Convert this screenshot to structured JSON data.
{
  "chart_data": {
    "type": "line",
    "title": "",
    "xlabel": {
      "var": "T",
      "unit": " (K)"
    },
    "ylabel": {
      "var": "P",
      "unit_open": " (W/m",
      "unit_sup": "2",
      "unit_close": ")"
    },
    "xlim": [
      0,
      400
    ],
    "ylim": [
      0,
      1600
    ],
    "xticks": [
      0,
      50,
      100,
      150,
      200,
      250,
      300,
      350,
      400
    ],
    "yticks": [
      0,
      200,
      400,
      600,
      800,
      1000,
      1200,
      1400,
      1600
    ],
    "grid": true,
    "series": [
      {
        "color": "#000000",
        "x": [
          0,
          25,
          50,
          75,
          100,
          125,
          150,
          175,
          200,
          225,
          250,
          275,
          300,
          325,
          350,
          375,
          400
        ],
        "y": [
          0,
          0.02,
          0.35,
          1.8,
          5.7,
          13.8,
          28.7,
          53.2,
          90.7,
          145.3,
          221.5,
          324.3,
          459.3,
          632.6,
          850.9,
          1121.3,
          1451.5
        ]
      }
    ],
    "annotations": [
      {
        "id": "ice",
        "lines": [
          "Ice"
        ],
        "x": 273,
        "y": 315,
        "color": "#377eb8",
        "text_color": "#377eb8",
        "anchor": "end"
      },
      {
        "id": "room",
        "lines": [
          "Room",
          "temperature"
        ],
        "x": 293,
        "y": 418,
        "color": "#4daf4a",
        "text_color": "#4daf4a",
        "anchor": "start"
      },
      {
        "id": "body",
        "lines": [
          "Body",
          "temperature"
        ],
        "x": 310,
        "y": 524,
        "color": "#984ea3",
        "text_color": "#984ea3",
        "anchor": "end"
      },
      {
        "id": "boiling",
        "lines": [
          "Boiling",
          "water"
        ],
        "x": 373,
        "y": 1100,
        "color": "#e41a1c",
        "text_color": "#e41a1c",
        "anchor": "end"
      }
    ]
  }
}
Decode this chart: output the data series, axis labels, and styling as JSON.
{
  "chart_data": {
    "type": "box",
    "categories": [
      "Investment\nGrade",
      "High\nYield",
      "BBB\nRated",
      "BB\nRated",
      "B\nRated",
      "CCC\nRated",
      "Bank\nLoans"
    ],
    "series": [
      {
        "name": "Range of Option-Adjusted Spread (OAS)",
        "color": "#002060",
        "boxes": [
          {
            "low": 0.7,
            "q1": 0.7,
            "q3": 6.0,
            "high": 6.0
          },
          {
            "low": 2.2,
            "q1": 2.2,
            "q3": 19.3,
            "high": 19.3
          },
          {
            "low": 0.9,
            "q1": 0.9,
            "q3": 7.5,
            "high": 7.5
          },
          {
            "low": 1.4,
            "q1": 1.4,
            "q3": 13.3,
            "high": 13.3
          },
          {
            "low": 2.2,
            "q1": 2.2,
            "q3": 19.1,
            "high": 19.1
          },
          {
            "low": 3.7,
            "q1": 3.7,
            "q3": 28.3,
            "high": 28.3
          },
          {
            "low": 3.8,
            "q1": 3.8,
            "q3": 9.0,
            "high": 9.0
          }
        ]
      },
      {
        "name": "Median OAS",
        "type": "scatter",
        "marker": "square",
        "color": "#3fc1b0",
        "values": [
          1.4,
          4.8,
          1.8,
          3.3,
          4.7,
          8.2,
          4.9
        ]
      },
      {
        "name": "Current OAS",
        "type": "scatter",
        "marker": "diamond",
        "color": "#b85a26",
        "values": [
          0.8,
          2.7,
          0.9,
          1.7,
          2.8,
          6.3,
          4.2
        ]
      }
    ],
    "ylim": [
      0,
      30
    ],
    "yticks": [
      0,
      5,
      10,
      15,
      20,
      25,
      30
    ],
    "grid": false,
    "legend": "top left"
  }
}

• Your goal: Report how many lines in the listing above include the word "nRated". Give nothing but the number.

• Reply: 4